Given exercise -> Write the material out again exactly as it stands.

Source records ->
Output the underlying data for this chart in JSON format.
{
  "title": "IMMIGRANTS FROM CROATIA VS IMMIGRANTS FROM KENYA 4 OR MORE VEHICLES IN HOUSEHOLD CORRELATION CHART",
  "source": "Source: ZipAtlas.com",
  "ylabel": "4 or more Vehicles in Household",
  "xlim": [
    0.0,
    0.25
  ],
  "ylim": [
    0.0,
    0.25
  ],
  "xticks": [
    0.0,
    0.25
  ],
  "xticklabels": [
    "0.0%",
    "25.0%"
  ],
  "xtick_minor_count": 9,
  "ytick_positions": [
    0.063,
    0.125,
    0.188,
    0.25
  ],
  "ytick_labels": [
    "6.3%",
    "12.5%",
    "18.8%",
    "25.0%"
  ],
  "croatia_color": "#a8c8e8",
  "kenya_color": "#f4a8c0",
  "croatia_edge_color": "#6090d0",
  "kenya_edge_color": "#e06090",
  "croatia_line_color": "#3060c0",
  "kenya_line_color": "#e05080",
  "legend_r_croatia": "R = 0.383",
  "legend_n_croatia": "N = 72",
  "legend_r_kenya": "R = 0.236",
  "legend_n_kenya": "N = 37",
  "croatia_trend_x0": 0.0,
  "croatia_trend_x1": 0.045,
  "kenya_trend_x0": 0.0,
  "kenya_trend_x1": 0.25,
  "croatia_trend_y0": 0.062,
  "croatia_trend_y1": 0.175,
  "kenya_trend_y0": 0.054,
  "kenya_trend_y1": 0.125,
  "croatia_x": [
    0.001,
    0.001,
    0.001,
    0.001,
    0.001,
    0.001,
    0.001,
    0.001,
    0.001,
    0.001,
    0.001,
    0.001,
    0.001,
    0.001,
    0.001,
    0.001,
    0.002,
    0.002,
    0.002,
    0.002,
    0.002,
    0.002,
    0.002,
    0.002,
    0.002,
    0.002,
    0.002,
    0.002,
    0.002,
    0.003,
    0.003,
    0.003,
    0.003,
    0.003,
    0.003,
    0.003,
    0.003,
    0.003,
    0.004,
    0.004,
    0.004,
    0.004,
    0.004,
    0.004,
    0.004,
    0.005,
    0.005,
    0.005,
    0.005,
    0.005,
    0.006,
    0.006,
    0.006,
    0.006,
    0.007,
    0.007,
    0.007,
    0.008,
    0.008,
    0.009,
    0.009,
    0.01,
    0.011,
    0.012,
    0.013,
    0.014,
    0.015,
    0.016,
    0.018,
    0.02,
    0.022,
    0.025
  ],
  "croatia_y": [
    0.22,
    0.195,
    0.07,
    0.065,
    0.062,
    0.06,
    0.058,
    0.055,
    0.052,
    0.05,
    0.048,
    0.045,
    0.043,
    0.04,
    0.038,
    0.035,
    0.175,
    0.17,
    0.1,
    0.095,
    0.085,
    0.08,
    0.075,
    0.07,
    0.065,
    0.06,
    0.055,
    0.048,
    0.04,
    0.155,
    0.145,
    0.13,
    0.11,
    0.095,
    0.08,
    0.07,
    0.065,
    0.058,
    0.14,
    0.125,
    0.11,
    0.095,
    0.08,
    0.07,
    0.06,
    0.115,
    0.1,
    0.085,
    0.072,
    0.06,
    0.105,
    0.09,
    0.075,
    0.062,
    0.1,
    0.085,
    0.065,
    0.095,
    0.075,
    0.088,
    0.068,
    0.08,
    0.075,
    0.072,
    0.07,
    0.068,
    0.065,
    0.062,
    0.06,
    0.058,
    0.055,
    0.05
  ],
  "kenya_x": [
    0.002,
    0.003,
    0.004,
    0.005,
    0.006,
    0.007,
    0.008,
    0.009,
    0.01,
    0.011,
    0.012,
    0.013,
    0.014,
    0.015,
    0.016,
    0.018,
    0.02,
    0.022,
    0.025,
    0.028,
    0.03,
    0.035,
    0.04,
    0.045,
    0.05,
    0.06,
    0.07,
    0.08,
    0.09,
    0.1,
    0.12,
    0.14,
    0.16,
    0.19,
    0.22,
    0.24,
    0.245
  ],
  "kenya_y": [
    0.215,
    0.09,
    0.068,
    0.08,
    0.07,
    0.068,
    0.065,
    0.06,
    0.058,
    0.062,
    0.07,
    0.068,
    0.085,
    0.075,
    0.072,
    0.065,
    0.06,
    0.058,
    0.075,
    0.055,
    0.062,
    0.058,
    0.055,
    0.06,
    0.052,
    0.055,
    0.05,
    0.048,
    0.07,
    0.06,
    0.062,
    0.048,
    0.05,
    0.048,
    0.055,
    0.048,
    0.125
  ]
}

Exercise result ->
Output the underlying data for this chart in JSON format.
{
  "title": "IMMIGRANTS FROM CROATIA VS IMMIGRANTS FROM KENYA 4 OR MORE VEHICLES IN HOUSEHOLD CORRELATION CHART",
  "source": "Source: ZipAtlas.com",
  "ylabel": "4 or more Vehicles in Household",
  "xlim": [
    0.0,
    0.25
  ],
  "ylim": [
    0.0,
    0.25
  ],
  "xticks": [
    0.0,
    0.25
  ],
  "xticklabels": [
    "0.0%",
    "25.0%"
  ],
  "xtick_minor_count": 9,
  "ytick_positions": [
    0.063,
    0.125,
    0.188,
    0.25
  ],
  "ytick_labels": [
    "6.3%",
    "12.5%",
    "18.8%",
    "25.0%"
  ],
  "croatia_color": "#a8c8e8",
  "kenya_color": "#f4a8c0",
  "croatia_edge_color": "#6090d0",
  "kenya_edge_color": "#e06090",
  "croatia_line_color": "#3060c0",
  "kenya_line_color": "#e05080",
  "legend_r_croatia": "R = 0.383",
  "legend_n_croatia": "N = 72",
  "legend_r_kenya": "R = 0.236",
  "legend_n_kenya": "N = 37",
  "croatia_trend_x0": 0.0,
  "croatia_trend_x1": 0.045,
  "kenya_trend_x0": 0.0,
  "kenya_trend_x1": 0.25,
  "croatia_trend_y0": 0.062,
  "croatia_trend_y1": 0.175,
  "kenya_trend_y0": 0.054,
  "kenya_trend_y1": 0.125,
  "croatia_x": [
    0.001,
    0.001,
    0.001,
    0.001,
    0.001,
    0.001,
    0.001,
    0.001,
    0.001,
    0.001,
    0.001,
    0.001,
    0.001,
    0.001,
    0.001,
    0.001,
    0.002,
    0.002,
    0.002,
    0.002,
    0.002,
    0.002,
    0.002,
    0.002,
    0.002,
    0.002,
    0.002,
    0.002,
    0.002,
    0.003,
    0.003,
    0.003,
    0.003,
    0.003,
    0.003,
    0.003,
    0.003,
    0.003,
    0.004,
    0.004,
    0.004,
    0.004,
    0.004,
    0.004,
    0.004,
    0.005,
    0.005,
    0.005,
    0.005,
    0.005,
    0.006,
    0.006,
    0.006,
    0.006,
    0.007,
    0.007,
    0.007,
    0.008,
    0.008,
    0.009,
    0.009,
    0.01,
    0.011,
    0.012,
    0.013,
    0.014,
    0.015,
    0.016,
    0.018,
    0.02,
    0.022,
    0.025
  ],
  "croatia_y": [
    0.22,
    0.195,
    0.07,
    0.065,
    0.062,
    0.06,
    0.058,
    0.055,
    0.052,
    0.05,
    0.048,
    0.045,
    0.043,
    0.04,
    0.038,
    0.035,
    0.175,
    0.17,
    0.1,
    0.095,
    0.085,
    0.08,
    0.075,
    0.07,
    0.065,
    0.06,
    0.055,
    0.048,
    0.04,
    0.155,
    0.145,
    0.13,
    0.11,
    0.095,
    0.08,
    0.07,
    0.065,
    0.058,
    0.14,
    0.125,
    0.11,
    0.095,
    0.08,
    0.07,
    0.06,
    0.115,
    0.1,
    0.085,
    0.072,
    0.06,
    0.105,
    0.09,
    0.075,
    0.062,
    0.1,
    0.085,
    0.065,
    0.095,
    0.075,
    0.088,
    0.068,
    0.08,
    0.075,
    0.072,
    0.07,
    0.068,
    0.065,
    0.062,
    0.06,
    0.058,
    0.055,
    0.05
  ],
  "kenya_x": [
    0.002,
    0.003,
    0.004,
    0.005,
    0.006,
    0.007,
    0.008,
    0.009,
    0.01,
    0.011,
    0.012,
    0.013,
    0.014,
    0.015,
    0.016,
    0.018,
    0.02,
    0.022,
    0.025,
    0.028,
    0.03,
    0.035,
    0.04,
    0.045,
    0.05,
    0.06,
    0.07,
    0.08,
    0.09,
    0.1,
    0.12,
    0.14,
    0.16,
    0.19,
    0.22,
    0.24,
    0.245
  ],
  "kenya_y": [
    0.215,
    0.09,
    0.068,
    0.08,
    0.07,
    0.068,
    0.065,
    0.06,
    0.058,
    0.062,
    0.07,
    0.068,
    0.085,
    0.075,
    0.072,
    0.065,
    0.06,
    0.058,
    0.075,
    0.055,
    0.062,
    0.058,
    0.055,
    0.06,
    0.052,
    0.055,
    0.05,
    0.048,
    0.07,
    0.06,
    0.062,
    0.048,
    0.05,
    0.048,
    0.055,
    0.048,
    0.125
  ]
}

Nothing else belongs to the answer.